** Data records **
━━━━

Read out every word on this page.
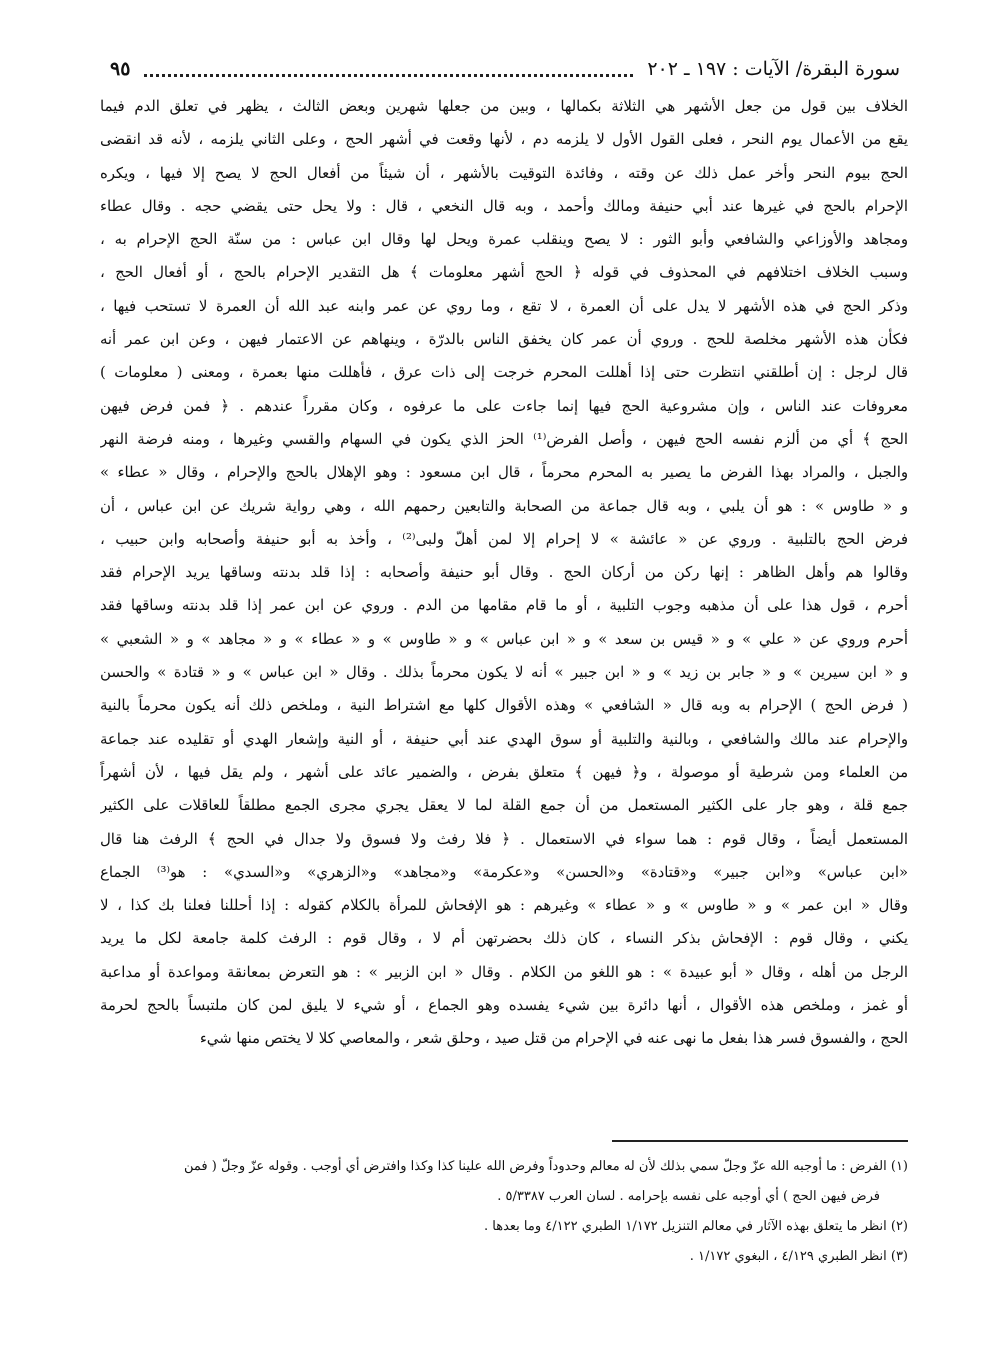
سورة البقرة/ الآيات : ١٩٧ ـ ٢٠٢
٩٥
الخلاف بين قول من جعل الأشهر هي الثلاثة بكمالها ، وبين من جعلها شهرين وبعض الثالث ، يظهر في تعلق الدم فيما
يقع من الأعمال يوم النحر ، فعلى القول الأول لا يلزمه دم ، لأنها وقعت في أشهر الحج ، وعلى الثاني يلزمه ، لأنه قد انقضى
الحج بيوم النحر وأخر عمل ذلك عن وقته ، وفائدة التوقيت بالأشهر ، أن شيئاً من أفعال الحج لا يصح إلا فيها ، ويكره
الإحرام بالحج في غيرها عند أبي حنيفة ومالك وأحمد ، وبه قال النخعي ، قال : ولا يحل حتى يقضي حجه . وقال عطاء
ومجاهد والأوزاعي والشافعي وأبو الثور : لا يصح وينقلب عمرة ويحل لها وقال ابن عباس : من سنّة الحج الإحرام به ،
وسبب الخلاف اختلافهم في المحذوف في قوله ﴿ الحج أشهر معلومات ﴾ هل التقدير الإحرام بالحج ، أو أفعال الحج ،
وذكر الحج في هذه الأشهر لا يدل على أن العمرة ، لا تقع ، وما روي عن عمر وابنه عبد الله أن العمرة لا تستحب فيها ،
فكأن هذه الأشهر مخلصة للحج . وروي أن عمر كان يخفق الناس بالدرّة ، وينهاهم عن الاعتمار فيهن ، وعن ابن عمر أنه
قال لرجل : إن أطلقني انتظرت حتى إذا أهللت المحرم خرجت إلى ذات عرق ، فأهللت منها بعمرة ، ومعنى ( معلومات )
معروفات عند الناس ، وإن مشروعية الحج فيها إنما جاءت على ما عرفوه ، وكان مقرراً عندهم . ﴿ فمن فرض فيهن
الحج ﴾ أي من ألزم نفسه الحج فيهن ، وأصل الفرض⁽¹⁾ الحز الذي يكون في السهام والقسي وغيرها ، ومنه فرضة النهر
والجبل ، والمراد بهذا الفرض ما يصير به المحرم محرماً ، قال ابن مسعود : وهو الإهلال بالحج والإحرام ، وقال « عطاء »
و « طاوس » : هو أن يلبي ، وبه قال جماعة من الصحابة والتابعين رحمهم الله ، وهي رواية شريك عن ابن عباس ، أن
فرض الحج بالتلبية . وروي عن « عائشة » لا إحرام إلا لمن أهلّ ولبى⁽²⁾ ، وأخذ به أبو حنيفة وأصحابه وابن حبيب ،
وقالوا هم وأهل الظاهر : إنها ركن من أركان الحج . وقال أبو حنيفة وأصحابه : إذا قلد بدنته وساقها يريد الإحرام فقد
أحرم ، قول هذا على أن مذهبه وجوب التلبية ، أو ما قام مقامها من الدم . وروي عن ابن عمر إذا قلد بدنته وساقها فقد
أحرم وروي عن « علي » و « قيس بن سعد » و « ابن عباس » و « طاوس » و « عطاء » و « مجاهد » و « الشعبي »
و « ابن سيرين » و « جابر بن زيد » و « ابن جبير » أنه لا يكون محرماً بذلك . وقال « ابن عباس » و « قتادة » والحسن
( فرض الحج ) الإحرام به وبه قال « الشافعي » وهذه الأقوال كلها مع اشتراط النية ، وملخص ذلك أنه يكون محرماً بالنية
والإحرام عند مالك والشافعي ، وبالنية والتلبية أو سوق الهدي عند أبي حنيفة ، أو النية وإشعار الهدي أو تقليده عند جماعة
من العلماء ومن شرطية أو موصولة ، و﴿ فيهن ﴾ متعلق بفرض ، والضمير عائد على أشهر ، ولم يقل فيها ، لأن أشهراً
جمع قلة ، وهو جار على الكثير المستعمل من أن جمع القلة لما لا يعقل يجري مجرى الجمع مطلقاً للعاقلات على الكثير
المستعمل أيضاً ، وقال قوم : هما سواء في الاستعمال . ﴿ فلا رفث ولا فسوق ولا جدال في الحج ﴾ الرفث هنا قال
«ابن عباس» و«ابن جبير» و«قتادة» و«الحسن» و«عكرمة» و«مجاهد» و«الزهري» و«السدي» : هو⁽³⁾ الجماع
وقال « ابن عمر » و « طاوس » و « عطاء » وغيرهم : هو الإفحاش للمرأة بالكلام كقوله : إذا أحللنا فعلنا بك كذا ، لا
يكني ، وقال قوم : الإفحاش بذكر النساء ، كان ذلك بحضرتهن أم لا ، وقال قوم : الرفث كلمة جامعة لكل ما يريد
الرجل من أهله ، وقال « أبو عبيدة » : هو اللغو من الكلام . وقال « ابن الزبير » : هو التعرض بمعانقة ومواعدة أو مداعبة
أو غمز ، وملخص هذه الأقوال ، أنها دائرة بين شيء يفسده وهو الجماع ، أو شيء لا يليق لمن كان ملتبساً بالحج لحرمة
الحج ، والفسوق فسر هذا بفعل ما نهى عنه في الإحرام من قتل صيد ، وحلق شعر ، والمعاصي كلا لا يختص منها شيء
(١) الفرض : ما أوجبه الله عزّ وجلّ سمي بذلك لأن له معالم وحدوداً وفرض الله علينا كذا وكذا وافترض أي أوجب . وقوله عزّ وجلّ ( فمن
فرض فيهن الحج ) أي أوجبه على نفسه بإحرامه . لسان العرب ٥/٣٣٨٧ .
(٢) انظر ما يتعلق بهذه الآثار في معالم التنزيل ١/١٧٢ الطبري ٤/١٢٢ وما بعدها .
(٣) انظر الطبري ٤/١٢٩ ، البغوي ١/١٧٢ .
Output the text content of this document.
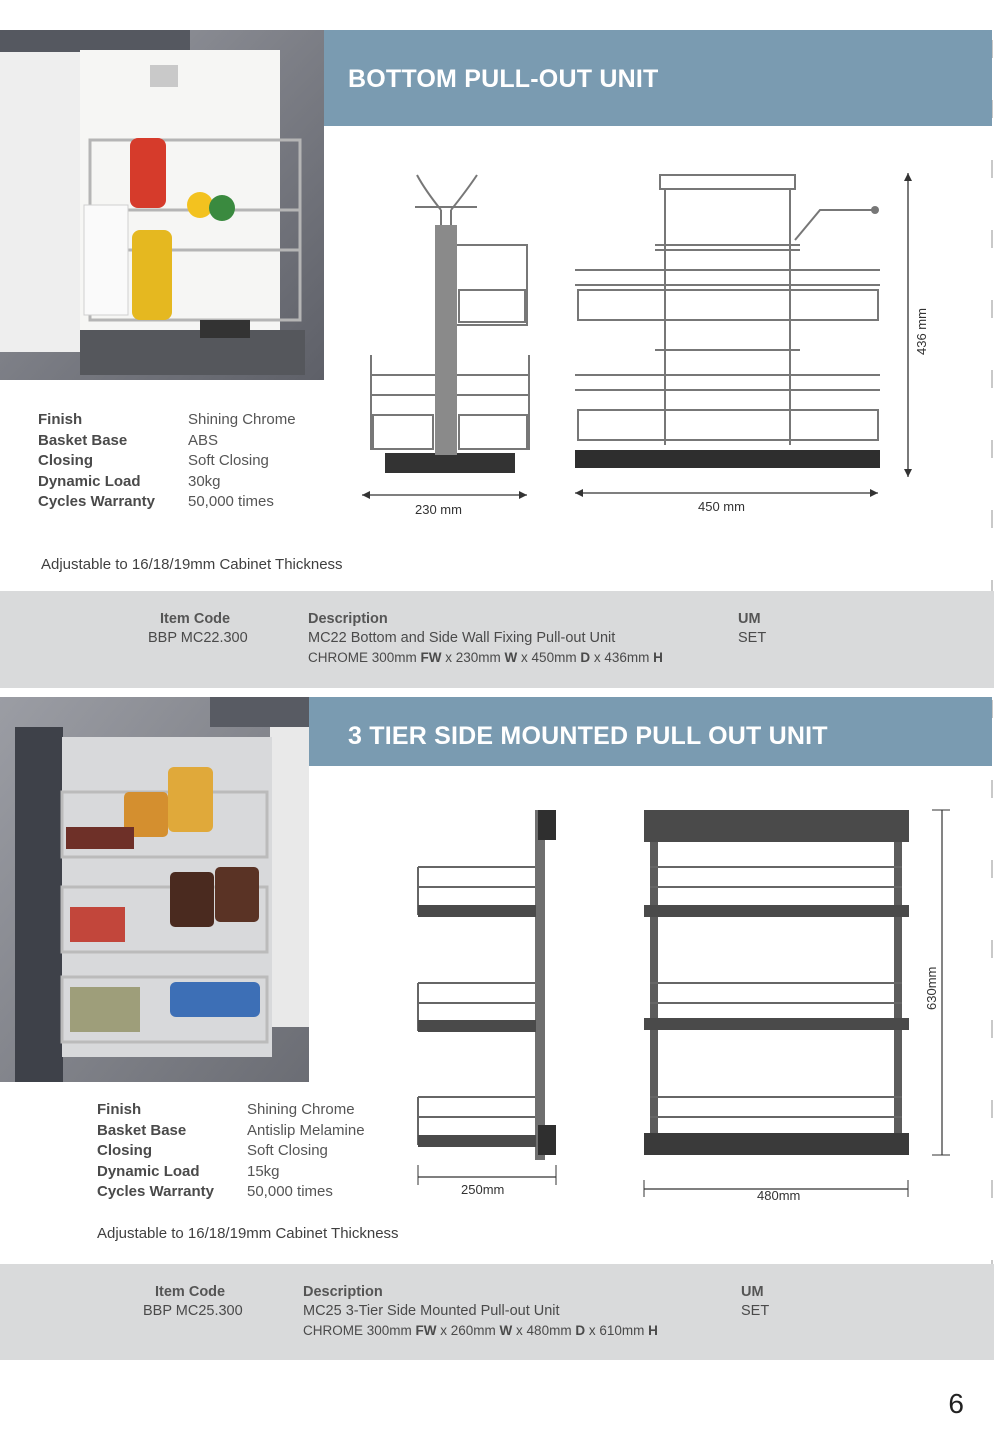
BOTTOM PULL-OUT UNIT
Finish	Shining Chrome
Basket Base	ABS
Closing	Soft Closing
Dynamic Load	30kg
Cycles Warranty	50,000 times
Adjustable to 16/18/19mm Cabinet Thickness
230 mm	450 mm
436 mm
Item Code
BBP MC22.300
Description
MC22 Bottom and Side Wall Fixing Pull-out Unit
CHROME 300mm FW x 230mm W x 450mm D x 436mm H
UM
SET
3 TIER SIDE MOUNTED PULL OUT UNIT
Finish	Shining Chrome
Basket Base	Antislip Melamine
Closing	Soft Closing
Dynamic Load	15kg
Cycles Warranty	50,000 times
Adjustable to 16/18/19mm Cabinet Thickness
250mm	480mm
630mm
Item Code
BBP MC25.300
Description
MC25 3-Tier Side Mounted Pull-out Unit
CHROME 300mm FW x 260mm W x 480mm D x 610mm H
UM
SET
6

━━━━

** What the task asks **
Read through the entries and copy each line in which "الطبري" appears.

** Reply **
(٢) انظر ما يتعلق بهذه الآثار في معالم التنزيل ١/١٧٢ الطبري ٤/١٢٢ وما بعدها .
(٣) انظر الطبري ٤/١٢٩ ، البغوي ١/١٧٢ .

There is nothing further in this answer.